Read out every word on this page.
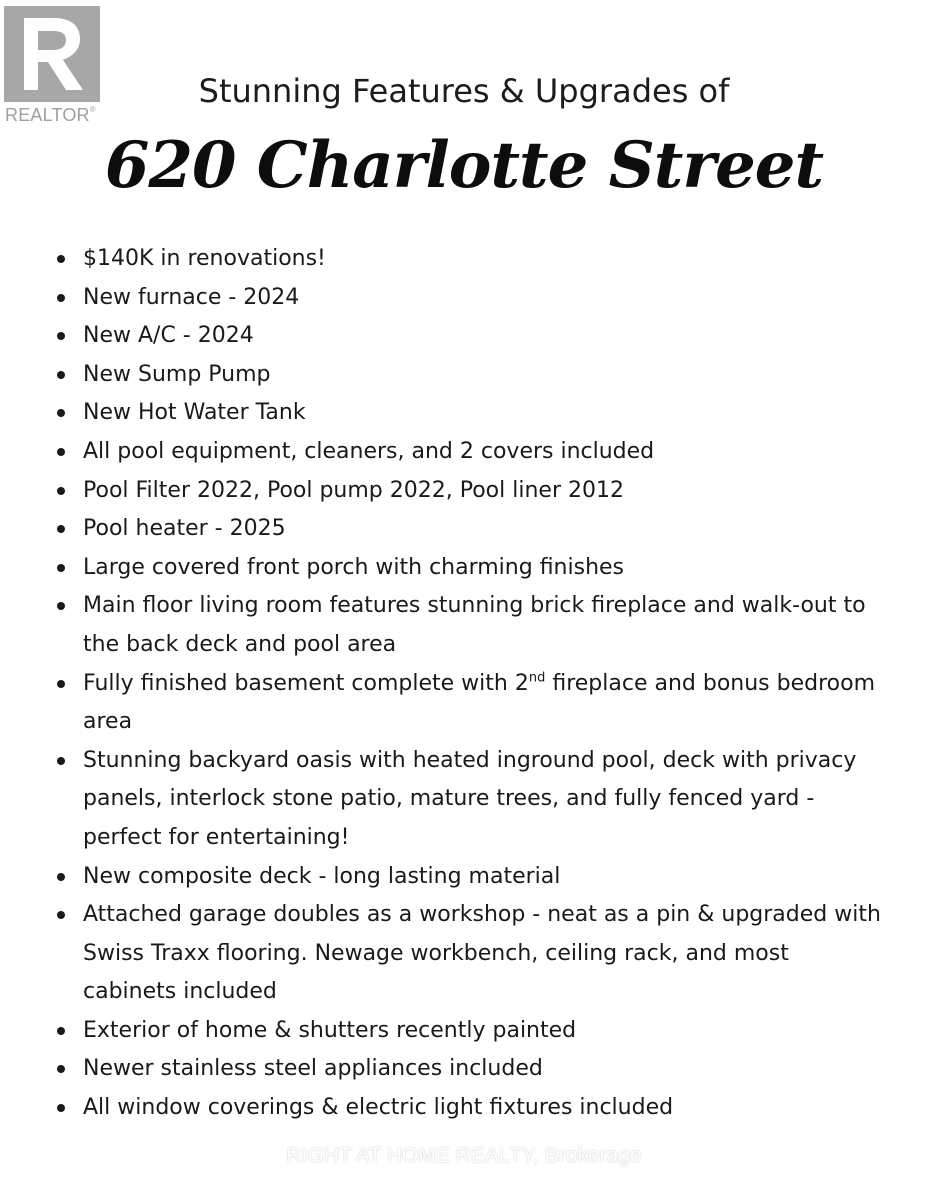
REALTOR®	Stunning Features & Upgrades of
620 Charlotte Street
$140K in renovations!
New furnace - 2024
New A/C - 2024
New Sump Pump
New Hot Water Tank
All pool equipment, cleaners, and 2 covers included
Pool Filter 2022, Pool pump 2022, Pool liner 2012
Pool heater - 2025
Large covered front porch with charming finishes
Main floor living room features stunning brick fireplace and walk-out to the back deck and pool area
Fully finished basement complete with 2nd fireplace and bonus bedroom area
Stunning backyard oasis with heated inground pool, deck with privacy panels, interlock stone patio, mature trees, and fully fenced yard - perfect for entertaining!
New composite deck - long lasting material
Attached garage doubles as a workshop - neat as a pin & upgraded with Swiss Traxx flooring. Newage workbench, ceiling rack, and most cabinets included
Exterior of home & shutters recently painted
Newer stainless steel appliances included
All window coverings & electric light fixtures included
RIGHT AT HOME REALTY, Brokerage
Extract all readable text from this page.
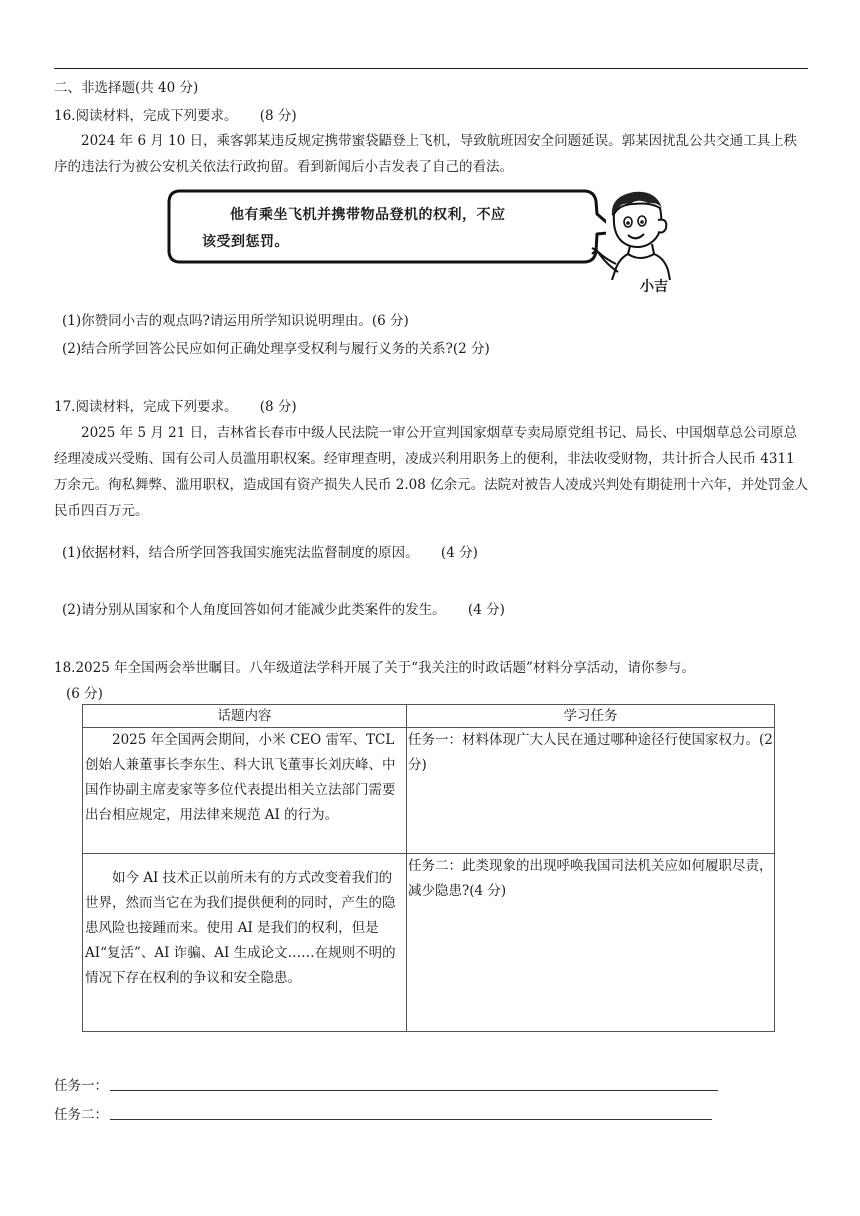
二、非选择题(共 40 分)
16.阅读材料，完成下列要求。 (8 分)
2024 年 6 月 10 日，乘客郭某违反规定携带蜜袋鼯登上飞机，导致航班因安全问题延误。郭某因扰乱公共交通工具上秩序的违法行为被公安机关依法行政拘留。看到新闻后小吉发表了自己的看法。
他有乘坐飞机并携带物品登机的权利，不应
该受到惩罚。
小吉
(1)你赞同小吉的观点吗?请运用所学知识说明理由。(6 分)
(2)结合所学回答公民应如何正确处理享受权利与履行义务的关系?(2 分)
17.阅读材料，完成下列要求。 (8 分)
2025 年 5 月 21 日，吉林省长春市中级人民法院一审公开宣判国家烟草专卖局原党组书记、局长、中国烟草总公司原总经理凌成兴受贿、国有公司人员滥用职权案。经审理查明，凌成兴利用职务上的便利，非法收受财物，共计折合人民币 4311 万余元。徇私舞弊、滥用职权，造成国有资产损失人民币 2.08 亿余元。法院对被告人凌成兴判处有期徒刑十六年，并处罚金人民币四百万元。
(1)依据材料，结合所学回答我国实施宪法监督制度的原因。 (4 分)
(2)请分别从国家和个人角度回答如何才能减少此类案件的发生。 (4 分)
18.2025 年全国两会举世瞩目。八年级道法学科开展了关于“我关注的时政话题”材料分享活动，请你参与。
(6 分)
话题内容	学习任务
2025 年全国两会期间，小米 CEO 雷军、TCL 创始人兼董事长李东生、科大讯飞董事长刘庆峰、中国作协副主席麦家等多位代表提出相关立法部门需要出台相应规定，用法律来规范 AI 的行为。	任务一：材料体现广大人民在通过哪种途径行使国家权力。(2 分)
如今 AI 技术正以前所未有的方式改变着我们的世界，然而当它在为我们提供便利的同时，产生的隐患风险也接踵而来。使用 AI 是我们的权利，但是 AI“复活”、AI 诈骗、AI 生成论文……在规则不明的情况下存在权利的争议和安全隐患。	任务二：此类现象的出现呼唤我国司法机关应如何履职尽责，减少隐患?(4 分)
任务一：
任务二：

• TO BE DONE: Look through the lines above and collect those with the word "page".

• RESULT OF THE EXERCISE:
Read out every word on this page.
Extract all readable text from this page.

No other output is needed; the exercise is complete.